* [Stated task] Only lines holding the word "intro" should be copied from the material.

BEGIN Dataset excerpts

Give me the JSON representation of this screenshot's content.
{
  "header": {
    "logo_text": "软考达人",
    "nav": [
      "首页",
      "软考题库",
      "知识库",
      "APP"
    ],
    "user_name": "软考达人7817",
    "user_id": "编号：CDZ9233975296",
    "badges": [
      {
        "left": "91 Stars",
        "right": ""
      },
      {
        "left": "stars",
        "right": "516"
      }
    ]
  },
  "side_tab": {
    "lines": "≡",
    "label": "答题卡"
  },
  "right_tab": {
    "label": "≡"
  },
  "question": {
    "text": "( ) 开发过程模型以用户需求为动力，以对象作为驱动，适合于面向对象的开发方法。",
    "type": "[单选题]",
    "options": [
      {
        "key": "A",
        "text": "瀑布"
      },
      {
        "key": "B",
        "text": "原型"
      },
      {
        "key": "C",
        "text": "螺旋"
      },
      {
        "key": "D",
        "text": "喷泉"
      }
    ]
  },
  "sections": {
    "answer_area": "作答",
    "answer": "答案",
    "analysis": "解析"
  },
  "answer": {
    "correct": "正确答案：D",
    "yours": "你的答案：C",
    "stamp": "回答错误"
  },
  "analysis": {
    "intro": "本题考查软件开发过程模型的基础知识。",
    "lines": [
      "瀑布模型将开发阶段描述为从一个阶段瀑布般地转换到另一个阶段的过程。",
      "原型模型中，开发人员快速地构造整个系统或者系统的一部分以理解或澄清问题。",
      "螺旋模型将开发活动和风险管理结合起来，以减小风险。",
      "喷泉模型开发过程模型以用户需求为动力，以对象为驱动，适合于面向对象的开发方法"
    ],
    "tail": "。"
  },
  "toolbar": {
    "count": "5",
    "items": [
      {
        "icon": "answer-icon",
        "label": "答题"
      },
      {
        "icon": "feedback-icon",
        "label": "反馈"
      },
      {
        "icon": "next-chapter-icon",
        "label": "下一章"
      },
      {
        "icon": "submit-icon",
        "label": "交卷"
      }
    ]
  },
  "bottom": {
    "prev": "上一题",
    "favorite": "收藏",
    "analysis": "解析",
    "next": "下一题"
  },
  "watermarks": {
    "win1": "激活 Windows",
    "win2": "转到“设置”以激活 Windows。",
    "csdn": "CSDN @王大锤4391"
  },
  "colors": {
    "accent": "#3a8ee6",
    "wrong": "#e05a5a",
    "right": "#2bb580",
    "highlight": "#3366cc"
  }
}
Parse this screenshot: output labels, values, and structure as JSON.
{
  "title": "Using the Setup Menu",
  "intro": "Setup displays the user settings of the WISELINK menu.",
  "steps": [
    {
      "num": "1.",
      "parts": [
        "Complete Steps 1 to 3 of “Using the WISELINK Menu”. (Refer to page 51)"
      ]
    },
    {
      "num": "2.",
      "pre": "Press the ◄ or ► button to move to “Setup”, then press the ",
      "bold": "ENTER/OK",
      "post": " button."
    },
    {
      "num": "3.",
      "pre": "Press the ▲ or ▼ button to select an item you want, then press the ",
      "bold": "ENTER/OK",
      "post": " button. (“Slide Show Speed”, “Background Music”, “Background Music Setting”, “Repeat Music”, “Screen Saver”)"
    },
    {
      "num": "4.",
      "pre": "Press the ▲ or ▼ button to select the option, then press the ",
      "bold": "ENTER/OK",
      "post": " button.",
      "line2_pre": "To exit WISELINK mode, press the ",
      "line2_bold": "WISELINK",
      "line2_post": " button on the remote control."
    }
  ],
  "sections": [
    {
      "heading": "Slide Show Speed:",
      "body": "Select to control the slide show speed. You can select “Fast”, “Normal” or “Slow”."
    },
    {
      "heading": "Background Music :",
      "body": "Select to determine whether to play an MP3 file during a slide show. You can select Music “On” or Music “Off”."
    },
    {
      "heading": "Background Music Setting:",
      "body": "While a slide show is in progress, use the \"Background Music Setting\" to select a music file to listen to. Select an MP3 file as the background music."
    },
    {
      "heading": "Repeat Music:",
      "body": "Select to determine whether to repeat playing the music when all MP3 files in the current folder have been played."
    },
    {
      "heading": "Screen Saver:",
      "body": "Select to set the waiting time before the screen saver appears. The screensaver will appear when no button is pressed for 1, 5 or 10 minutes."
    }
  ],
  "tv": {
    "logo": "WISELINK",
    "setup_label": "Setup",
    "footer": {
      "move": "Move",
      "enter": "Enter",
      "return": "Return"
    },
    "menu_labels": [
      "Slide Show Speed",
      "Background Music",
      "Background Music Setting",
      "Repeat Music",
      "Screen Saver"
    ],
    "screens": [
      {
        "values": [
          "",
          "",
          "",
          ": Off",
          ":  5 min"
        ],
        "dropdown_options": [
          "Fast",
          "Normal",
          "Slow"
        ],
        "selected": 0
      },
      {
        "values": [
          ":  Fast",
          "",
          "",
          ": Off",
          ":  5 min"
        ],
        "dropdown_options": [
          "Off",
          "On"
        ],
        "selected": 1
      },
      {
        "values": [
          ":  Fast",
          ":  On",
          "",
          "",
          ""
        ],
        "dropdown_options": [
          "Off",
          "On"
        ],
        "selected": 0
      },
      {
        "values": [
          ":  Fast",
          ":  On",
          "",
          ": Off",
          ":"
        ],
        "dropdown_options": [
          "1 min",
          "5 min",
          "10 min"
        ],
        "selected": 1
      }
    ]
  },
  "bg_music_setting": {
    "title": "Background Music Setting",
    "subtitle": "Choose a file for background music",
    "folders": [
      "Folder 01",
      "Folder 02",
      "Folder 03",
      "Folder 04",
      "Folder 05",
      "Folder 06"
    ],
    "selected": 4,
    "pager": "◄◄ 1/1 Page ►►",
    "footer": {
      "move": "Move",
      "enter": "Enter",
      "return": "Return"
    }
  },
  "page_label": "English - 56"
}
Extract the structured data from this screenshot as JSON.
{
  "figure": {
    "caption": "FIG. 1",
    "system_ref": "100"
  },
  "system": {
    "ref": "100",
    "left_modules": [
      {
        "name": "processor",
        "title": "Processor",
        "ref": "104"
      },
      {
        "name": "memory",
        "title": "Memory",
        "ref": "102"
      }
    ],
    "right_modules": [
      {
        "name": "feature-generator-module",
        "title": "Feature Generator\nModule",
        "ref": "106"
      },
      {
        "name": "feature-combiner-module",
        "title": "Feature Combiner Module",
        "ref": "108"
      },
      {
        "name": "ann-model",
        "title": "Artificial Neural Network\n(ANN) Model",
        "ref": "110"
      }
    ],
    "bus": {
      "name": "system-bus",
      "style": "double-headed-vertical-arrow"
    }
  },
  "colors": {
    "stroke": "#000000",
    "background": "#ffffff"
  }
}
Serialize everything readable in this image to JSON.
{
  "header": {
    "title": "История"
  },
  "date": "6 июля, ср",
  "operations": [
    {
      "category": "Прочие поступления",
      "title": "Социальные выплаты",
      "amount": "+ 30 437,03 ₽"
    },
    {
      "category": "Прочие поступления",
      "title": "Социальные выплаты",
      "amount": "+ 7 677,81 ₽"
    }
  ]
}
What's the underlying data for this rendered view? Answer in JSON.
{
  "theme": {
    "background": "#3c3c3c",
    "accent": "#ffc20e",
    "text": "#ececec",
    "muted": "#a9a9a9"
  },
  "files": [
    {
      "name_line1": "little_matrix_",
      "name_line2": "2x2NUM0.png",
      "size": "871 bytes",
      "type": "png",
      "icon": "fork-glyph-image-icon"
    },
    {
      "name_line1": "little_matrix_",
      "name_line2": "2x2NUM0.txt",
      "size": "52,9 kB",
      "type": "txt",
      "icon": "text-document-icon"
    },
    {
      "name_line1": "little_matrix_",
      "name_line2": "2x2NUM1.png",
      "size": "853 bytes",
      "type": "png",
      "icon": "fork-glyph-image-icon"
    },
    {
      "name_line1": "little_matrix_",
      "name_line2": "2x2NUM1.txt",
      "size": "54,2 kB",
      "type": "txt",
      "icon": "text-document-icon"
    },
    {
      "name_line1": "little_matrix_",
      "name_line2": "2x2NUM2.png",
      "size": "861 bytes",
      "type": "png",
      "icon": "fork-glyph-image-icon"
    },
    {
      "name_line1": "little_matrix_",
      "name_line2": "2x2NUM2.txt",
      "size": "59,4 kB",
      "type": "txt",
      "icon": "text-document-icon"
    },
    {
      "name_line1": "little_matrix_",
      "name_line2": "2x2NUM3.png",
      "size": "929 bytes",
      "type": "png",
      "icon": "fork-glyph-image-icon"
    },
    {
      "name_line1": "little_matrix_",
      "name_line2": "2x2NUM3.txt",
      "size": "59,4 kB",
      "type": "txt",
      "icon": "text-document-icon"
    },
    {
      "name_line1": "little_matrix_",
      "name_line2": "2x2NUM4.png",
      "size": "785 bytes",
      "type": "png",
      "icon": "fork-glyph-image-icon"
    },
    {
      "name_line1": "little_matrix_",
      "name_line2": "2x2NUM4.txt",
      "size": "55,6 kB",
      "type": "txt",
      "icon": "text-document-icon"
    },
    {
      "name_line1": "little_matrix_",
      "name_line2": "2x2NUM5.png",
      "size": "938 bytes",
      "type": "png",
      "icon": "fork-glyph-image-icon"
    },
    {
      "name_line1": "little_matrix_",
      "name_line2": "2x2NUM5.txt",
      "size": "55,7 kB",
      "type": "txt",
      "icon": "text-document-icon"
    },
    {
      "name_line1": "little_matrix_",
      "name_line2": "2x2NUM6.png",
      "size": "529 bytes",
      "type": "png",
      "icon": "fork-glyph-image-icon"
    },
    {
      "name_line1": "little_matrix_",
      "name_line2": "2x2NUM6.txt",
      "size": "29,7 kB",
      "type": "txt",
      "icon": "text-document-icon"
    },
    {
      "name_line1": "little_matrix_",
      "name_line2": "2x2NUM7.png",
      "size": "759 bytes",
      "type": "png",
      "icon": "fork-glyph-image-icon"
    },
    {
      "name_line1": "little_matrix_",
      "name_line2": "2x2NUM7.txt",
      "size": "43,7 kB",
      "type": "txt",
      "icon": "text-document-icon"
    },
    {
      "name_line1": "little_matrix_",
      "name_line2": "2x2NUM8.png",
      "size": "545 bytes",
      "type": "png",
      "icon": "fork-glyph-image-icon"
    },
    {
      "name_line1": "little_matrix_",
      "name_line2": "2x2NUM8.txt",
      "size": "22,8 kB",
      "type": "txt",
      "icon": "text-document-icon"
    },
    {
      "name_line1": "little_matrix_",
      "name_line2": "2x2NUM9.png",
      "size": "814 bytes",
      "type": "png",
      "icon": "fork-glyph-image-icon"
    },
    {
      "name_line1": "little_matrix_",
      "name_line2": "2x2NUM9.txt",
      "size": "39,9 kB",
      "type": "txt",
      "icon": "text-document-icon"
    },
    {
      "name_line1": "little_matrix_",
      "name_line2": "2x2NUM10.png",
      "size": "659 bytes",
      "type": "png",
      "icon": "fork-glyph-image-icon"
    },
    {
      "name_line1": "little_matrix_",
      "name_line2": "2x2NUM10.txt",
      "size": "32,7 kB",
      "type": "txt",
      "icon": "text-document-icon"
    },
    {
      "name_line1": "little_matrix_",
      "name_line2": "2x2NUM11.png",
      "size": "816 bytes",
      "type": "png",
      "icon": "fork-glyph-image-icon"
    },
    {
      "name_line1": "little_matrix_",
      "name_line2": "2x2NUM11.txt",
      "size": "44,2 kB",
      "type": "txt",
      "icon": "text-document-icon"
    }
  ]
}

END Dataset excerpts

* [Response to the task]
    "intro": "本题考查软件开发过程模型的基础知识。",
  "intro": "Setup displays the user settings of the WISELINK menu.",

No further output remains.